- **Given request**
Transcribe the records below exactly, leaving out any pictures.

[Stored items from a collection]
-*-

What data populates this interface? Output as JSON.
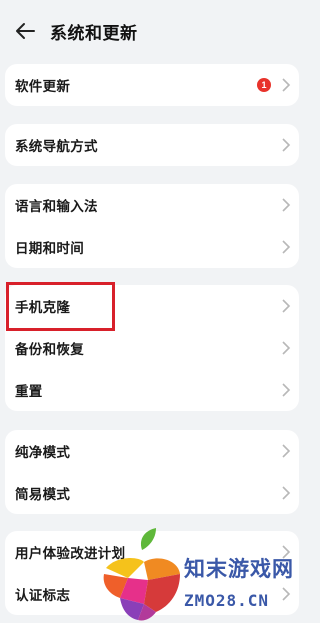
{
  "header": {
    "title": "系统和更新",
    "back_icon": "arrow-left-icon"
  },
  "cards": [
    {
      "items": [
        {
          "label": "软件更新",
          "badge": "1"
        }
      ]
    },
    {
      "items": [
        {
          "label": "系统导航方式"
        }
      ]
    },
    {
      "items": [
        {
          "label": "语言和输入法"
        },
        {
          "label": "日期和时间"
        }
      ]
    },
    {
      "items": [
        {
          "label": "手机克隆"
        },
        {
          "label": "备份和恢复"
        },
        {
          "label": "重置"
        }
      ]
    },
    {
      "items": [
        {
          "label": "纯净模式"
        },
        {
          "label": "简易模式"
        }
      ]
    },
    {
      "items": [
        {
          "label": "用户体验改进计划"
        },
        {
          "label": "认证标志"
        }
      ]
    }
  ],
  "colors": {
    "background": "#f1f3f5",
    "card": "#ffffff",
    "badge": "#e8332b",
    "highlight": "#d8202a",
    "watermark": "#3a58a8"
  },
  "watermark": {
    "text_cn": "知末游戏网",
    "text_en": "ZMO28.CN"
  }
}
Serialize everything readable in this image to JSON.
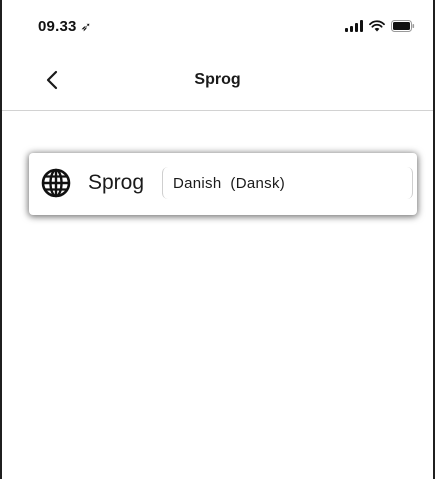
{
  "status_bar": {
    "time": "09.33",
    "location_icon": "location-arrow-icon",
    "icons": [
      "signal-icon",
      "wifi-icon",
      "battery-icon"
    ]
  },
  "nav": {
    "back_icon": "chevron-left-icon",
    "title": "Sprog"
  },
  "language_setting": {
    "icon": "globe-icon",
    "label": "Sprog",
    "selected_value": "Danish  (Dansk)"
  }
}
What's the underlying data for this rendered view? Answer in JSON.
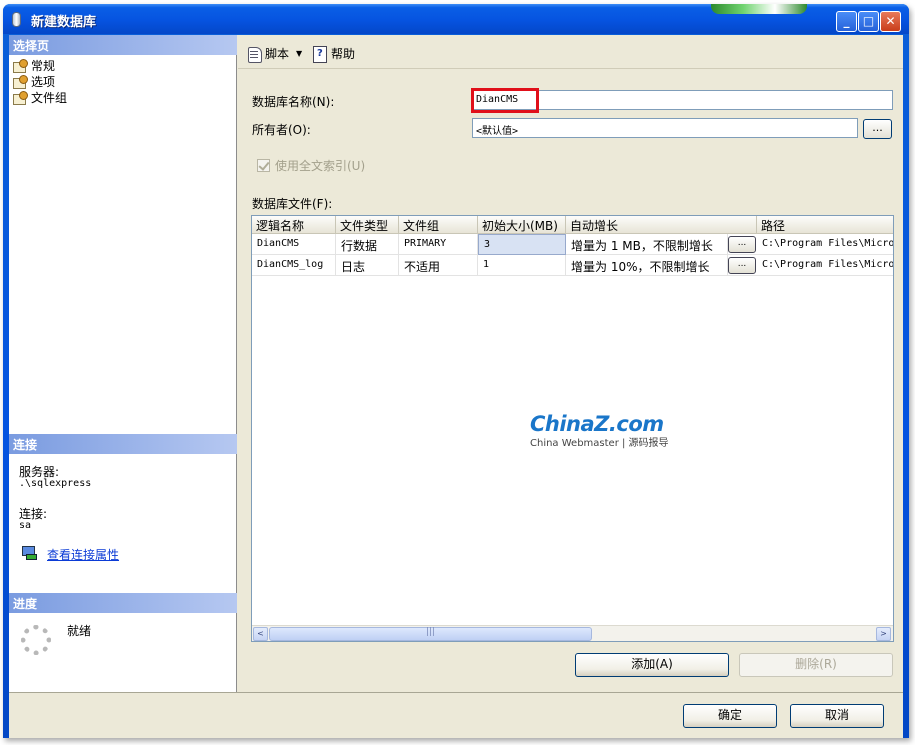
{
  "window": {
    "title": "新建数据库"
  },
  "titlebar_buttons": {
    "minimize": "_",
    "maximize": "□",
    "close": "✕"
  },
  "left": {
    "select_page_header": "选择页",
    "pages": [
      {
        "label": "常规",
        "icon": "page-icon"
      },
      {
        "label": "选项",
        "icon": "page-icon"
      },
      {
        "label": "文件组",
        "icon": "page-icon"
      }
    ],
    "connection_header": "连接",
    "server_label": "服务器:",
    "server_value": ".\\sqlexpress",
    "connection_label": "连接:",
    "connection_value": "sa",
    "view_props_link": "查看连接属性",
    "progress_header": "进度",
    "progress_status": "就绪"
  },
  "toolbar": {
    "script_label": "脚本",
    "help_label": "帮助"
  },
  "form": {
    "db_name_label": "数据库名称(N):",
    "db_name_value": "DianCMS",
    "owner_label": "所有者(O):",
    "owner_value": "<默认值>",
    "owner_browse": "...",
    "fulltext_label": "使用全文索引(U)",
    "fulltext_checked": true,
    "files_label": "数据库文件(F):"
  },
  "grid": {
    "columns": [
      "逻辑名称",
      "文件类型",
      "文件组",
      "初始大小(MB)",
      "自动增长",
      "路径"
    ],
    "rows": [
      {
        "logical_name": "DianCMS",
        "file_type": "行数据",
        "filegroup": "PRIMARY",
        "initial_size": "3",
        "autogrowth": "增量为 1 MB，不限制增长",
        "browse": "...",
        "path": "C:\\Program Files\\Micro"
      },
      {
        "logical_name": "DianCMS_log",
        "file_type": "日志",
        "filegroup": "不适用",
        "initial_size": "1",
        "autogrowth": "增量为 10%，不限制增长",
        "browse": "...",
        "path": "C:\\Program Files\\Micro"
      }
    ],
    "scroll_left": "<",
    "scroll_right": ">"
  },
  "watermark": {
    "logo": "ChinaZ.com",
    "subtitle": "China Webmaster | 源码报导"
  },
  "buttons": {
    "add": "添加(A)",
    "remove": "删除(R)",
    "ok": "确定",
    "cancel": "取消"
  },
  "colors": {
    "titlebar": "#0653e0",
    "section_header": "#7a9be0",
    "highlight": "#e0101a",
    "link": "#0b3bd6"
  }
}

-*-

- **Output for this exercise**
What data populates this interface? Output as JSON.
{
  "header": {
    "title": "系统和更新",
    "back_icon": "arrow-left-icon"
  },
  "cards": [
    {
      "items": [
        {
          "label": "软件更新",
          "badge": "1"
        }
      ]
    },
    {
      "items": [
        {
          "label": "系统导航方式"
        }
      ]
    },
    {
      "items": [
        {
          "label": "语言和输入法"
        },
        {
          "label": "日期和时间"
        }
      ]
    },
    {
      "items": [
        {
          "label": "手机克隆"
        },
        {
          "label": "备份和恢复"
        },
        {
          "label": "重置"
        }
      ]
    },
    {
      "items": [
        {
          "label": "纯净模式"
        },
        {
          "label": "简易模式"
        }
      ]
    },
    {
      "items": [
        {
          "label": "用户体验改进计划"
        },
        {
          "label": "认证标志"
        }
      ]
    }
  ],
  "colors": {
    "background": "#f1f3f5",
    "card": "#ffffff",
    "badge": "#e8332b",
    "highlight": "#d8202a",
    "watermark": "#3a58a8"
  },
  "watermark": {
    "text_cn": "知末游戏网",
    "text_en": "ZMO28.CN"
  }
}
Serialize everything readable in this image to JSON.
{
  "status_bar": {
    "time": "09.33",
    "location_icon": "location-arrow-icon",
    "icons": [
      "signal-icon",
      "wifi-icon",
      "battery-icon"
    ]
  },
  "nav": {
    "back_icon": "chevron-left-icon",
    "title": "Sprog"
  },
  "language_setting": {
    "icon": "globe-icon",
    "label": "Sprog",
    "selected_value": "Danish  (Dansk)"
  }
}
What's the underlying data for this rendered view? Answer in JSON.
{
  "window": {
    "title": "新建数据库"
  },
  "titlebar_buttons": {
    "minimize": "_",
    "maximize": "□",
    "close": "✕"
  },
  "left": {
    "select_page_header": "选择页",
    "pages": [
      {
        "label": "常规",
        "icon": "page-icon"
      },
      {
        "label": "选项",
        "icon": "page-icon"
      },
      {
        "label": "文件组",
        "icon": "page-icon"
      }
    ],
    "connection_header": "连接",
    "server_label": "服务器:",
    "server_value": ".\\sqlexpress",
    "connection_label": "连接:",
    "connection_value": "sa",
    "view_props_link": "查看连接属性",
    "progress_header": "进度",
    "progress_status": "就绪"
  },
  "toolbar": {
    "script_label": "脚本",
    "help_label": "帮助"
  },
  "form": {
    "db_name_label": "数据库名称(N):",
    "db_name_value": "DianCMS",
    "owner_label": "所有者(O):",
    "owner_value": "<默认值>",
    "owner_browse": "...",
    "fulltext_label": "使用全文索引(U)",
    "fulltext_checked": true,
    "files_label": "数据库文件(F):"
  },
  "grid": {
    "columns": [
      "逻辑名称",
      "文件类型",
      "文件组",
      "初始大小(MB)",
      "自动增长",
      "路径"
    ],
    "rows": [
      {
        "logical_name": "DianCMS",
        "file_type": "行数据",
        "filegroup": "PRIMARY",
        "initial_size": "3",
        "autogrowth": "增量为 1 MB，不限制增长",
        "browse": "...",
        "path": "C:\\Program Files\\Micro"
      },
      {
        "logical_name": "DianCMS_log",
        "file_type": "日志",
        "filegroup": "不适用",
        "initial_size": "1",
        "autogrowth": "增量为 10%，不限制增长",
        "browse": "...",
        "path": "C:\\Program Files\\Micro"
      }
    ],
    "scroll_left": "<",
    "scroll_right": ">"
  },
  "watermark": {
    "logo": "ChinaZ.com",
    "subtitle": "China Webmaster | 源码报导"
  },
  "buttons": {
    "add": "添加(A)",
    "remove": "删除(R)",
    "ok": "确定",
    "cancel": "取消"
  },
  "colors": {
    "titlebar": "#0653e0",
    "section_header": "#7a9be0",
    "highlight": "#e0101a",
    "link": "#0b3bd6"
  }
}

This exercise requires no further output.